:: Фрагмент
Но под вопросом остаётся – сформировались ли эти протесты, которые группируются вокруг 2011-го года, как именно социальные движения, из которых действительно могло бы возникнуть историческое и создающее историю, собственно, согласно определению коммунизма у Маркса и Энгельса, «действительное движение». Но такая критика сбивает лево-популистский теоретический оптимизм с толку, от имени которого, и впереди всех и громко, прежде всего, в буржуазных фельетонах скандирует Славой Жижек: «Долгая ночь левых подходит к концу!» Ален Бадью отвечает, обращается к «народу» и как старый маоист надеется на «пробуждение истории». Каждое восстание для него — это «знак истории» для возвращения «идеи коммунизма». Джон Холлоуэй перечёркивает это, видит в сумме всех возможных сопротивлений «разлом капитализма» (прим. перев. – «Crack capitalism», 2010). К этому присоединяются псевдо-теоретические украшения сомнительной борьбы и идио-синкретических сопротивлений (queer politics, например) в связке с переоценкой реакционных «движений» (исламизм).
::::
:: Выдержки из записей
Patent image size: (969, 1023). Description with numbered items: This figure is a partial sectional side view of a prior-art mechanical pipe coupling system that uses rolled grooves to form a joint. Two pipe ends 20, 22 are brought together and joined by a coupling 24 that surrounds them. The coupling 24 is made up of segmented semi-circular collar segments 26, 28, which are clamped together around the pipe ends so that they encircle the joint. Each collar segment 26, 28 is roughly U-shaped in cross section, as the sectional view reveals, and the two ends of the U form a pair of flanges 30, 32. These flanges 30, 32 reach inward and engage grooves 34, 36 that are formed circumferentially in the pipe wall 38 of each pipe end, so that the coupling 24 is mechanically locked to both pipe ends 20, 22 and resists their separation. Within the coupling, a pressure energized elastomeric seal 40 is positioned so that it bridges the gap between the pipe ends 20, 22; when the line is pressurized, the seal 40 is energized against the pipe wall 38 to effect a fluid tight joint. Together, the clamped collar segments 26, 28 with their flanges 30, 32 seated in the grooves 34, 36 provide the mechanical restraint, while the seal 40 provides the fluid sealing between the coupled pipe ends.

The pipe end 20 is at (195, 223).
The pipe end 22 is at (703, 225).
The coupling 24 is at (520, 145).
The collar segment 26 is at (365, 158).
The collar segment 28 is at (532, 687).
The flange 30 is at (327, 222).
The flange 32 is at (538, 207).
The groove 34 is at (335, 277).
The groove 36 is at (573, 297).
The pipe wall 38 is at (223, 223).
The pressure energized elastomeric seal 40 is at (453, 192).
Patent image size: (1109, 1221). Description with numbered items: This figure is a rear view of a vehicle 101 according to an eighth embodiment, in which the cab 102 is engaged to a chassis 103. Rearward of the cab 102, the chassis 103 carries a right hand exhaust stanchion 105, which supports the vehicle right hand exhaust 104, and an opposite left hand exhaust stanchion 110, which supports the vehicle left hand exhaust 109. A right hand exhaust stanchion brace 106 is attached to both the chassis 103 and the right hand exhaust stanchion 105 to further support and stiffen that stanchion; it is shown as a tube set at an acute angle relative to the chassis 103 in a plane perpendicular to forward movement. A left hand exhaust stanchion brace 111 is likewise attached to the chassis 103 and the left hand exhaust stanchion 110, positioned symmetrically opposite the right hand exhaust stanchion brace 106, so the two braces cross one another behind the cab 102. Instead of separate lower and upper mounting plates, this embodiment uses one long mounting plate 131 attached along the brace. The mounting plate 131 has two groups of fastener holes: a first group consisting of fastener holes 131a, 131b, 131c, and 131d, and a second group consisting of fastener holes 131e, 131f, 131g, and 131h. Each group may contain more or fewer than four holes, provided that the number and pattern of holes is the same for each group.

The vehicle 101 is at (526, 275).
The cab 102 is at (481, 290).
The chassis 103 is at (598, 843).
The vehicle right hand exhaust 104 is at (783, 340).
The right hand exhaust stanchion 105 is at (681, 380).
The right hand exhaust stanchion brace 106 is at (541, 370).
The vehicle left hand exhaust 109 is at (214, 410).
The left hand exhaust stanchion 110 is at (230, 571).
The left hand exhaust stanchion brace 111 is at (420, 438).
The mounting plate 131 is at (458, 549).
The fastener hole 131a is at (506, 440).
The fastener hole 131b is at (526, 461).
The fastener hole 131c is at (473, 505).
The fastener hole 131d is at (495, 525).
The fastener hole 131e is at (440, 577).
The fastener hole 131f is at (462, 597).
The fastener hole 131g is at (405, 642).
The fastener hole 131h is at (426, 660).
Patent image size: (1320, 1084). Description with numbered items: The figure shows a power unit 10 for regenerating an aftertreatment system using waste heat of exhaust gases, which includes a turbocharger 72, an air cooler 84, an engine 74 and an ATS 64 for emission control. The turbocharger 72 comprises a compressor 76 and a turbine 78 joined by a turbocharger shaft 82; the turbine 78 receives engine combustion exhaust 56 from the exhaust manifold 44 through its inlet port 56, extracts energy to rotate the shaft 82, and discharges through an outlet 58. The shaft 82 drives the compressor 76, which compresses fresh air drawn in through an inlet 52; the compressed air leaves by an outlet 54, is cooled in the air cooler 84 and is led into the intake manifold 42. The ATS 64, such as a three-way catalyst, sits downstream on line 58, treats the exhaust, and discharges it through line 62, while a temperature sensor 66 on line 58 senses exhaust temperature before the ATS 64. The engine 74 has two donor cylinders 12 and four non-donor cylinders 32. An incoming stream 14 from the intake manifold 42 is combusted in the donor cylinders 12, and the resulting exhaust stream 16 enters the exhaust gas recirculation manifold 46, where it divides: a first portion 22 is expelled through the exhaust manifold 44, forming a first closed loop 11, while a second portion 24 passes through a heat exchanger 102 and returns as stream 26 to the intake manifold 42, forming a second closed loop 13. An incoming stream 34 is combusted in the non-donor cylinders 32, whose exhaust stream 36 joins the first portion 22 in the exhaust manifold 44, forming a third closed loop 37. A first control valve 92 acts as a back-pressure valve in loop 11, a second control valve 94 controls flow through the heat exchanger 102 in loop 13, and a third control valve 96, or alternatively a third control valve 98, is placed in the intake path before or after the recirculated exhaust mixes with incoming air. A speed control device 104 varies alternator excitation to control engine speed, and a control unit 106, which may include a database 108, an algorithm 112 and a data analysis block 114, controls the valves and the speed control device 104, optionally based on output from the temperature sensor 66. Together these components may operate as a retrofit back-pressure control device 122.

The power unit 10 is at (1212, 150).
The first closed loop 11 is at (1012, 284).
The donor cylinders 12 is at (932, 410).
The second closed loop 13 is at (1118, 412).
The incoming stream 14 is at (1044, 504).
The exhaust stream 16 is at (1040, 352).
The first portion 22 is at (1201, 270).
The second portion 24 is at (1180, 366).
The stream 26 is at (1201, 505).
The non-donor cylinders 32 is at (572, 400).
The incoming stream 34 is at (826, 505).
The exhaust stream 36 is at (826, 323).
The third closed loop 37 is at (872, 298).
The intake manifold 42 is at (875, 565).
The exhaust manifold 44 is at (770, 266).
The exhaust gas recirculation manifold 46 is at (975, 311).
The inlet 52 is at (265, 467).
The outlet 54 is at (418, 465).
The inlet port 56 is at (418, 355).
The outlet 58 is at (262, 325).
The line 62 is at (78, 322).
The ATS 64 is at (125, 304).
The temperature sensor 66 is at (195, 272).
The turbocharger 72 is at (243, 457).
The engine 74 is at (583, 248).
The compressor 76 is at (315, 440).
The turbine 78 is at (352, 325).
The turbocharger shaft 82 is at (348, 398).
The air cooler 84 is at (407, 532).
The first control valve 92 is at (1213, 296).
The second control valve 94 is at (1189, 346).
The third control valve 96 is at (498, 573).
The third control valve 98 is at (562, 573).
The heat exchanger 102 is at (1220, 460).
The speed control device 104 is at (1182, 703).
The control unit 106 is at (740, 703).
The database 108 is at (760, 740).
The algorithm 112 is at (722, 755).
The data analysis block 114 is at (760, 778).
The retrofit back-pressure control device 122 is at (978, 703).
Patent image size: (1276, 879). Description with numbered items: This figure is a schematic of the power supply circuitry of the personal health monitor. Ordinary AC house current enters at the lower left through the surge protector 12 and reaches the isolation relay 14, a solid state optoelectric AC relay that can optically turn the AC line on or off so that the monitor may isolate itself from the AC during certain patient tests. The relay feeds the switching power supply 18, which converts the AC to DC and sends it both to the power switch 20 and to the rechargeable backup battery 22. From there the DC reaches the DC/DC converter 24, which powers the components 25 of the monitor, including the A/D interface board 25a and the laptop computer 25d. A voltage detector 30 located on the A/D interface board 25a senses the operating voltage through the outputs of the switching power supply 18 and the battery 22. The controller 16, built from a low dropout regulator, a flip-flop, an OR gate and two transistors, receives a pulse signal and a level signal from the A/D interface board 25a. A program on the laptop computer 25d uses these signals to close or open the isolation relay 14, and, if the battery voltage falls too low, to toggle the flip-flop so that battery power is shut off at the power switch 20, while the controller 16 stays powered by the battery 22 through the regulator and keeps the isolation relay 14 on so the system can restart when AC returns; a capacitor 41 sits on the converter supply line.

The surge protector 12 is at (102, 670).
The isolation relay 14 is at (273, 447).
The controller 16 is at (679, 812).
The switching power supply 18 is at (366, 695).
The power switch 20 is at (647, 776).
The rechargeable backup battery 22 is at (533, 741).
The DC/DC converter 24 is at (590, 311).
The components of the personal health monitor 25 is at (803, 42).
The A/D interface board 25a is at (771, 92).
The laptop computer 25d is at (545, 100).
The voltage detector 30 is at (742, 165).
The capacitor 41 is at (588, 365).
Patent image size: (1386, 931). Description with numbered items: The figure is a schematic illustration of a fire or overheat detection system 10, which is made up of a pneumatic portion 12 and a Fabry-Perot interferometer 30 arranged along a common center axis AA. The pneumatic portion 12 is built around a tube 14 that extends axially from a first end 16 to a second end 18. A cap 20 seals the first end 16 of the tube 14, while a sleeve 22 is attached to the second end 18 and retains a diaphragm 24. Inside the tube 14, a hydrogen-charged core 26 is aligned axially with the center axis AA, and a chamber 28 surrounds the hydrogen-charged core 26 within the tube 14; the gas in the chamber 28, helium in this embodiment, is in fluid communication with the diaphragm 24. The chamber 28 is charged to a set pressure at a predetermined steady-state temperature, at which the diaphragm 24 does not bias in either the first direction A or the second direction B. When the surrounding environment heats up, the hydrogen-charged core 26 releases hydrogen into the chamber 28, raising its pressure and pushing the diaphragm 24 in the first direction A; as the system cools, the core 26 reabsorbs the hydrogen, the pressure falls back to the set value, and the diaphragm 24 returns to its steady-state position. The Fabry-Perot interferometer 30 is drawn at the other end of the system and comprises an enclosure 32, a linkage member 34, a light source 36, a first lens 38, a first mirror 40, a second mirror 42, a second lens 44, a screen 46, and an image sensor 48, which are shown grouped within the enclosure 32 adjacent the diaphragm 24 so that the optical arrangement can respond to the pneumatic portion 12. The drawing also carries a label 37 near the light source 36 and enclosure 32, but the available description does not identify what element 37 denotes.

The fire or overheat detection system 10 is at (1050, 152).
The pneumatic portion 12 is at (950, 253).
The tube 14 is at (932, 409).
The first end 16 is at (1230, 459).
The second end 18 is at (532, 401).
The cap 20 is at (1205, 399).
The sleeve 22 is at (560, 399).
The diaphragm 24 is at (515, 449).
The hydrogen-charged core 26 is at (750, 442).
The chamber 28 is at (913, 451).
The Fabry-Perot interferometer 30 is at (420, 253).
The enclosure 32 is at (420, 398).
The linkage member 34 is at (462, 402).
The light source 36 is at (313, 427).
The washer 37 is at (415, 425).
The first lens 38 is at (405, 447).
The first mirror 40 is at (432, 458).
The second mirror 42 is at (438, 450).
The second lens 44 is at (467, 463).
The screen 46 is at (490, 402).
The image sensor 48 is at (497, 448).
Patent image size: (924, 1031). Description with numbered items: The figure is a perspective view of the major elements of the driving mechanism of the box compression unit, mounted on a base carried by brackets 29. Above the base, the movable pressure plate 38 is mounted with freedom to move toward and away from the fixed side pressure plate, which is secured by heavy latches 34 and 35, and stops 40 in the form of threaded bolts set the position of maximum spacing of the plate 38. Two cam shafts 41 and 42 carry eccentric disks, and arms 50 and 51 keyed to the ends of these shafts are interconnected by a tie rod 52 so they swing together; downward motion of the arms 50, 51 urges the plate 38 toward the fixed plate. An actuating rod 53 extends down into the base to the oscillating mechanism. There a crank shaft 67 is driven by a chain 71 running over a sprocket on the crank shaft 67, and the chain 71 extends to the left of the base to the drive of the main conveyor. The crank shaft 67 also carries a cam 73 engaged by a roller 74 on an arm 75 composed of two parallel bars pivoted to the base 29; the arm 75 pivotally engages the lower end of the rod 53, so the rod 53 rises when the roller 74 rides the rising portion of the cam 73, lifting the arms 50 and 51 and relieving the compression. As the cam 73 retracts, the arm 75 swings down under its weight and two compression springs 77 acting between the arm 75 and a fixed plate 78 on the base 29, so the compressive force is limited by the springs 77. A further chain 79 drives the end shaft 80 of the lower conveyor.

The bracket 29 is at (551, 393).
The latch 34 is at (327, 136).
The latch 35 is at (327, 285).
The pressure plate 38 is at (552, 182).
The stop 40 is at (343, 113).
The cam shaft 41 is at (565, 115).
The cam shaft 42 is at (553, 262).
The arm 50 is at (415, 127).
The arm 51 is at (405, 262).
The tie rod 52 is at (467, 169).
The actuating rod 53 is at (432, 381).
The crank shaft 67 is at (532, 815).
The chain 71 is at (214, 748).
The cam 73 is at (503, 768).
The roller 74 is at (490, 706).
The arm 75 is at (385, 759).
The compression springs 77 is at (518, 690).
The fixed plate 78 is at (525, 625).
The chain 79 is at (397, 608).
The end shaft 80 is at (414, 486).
::::
Задания
[A] Определите, соответствуют ли фрагменту утверждения (i) «Ален Бадью как старый маоист надеется на пробуждение истории», (ii) «Работа Джона Холлоуэя „Crack capitalism“ вышла в 2011 году» и (iii) «Славой Жижек скандирует, что долгая ночь левых подходит к концу». К каждому ответу «да» или «нет» приведите решающие слова фрагмента.
[B] Продублируйте строки записей с самого начала до строки с «The pressure energized» включительно.

Ответы
[A]
(i) Да: „как старый маоист надеется на «пробуждение истории»“.
(ii) Нет: „«Crack capitalism», 2010“.
(iii) Да: „скандирует Славой Жижек: «Долгая ночь левых подходит к концу!»“.

[B]
Patent image size: (969, 1023). Description with numbered items: This figure is a partial sectional side view of a prior-art mechanical pipe coupling system that uses rolled grooves to form a joint. Two pipe ends 20, 22 are brought together and joined by a coupling 24 that surrounds them. The coupling 24 is made up of segmented semi-circular collar segments 26, 28, which are clamped together around the pipe ends so that they encircle the joint. Each collar segment 26, 28 is roughly U-shaped in cross section, as the sectional view reveals, and the two ends of the U form a pair of flanges 30, 32. These flanges 30, 32 reach inward and engage grooves 34, 36 that are formed circumferentially in the pipe wall 38 of each pipe end, so that the coupling 24 is mechanically locked to both pipe ends 20, 22 and resists their separation. Within the coupling, a pressure energized elastomeric seal 40 is positioned so that it bridges the gap between the pipe ends 20, 22; when the line is pressurized, the seal 40 is energized against the pipe wall 38 to effect a fluid tight joint. Together, the clamped collar segments 26, 28 with their flanges 30, 32 seated in the grooves 34, 36 provide the mechanical restraint, while the seal 40 provides the fluid sealing between the coupled pipe ends.

The pipe end 20 is at (195, 223).
The pipe end 22 is at (703, 225).
The coupling 24 is at (520, 145).
The collar segment 26 is at (365, 158).
The collar segment 28 is at (532, 687).
The flange 30 is at (327, 222).
The flange 32 is at (538, 207).
The groove 34 is at (335, 277).
The groove 36 is at (573, 297).
The pipe wall 38 is at (223, 223).
The pressure energized elastomeric seal 40 is at (453, 192).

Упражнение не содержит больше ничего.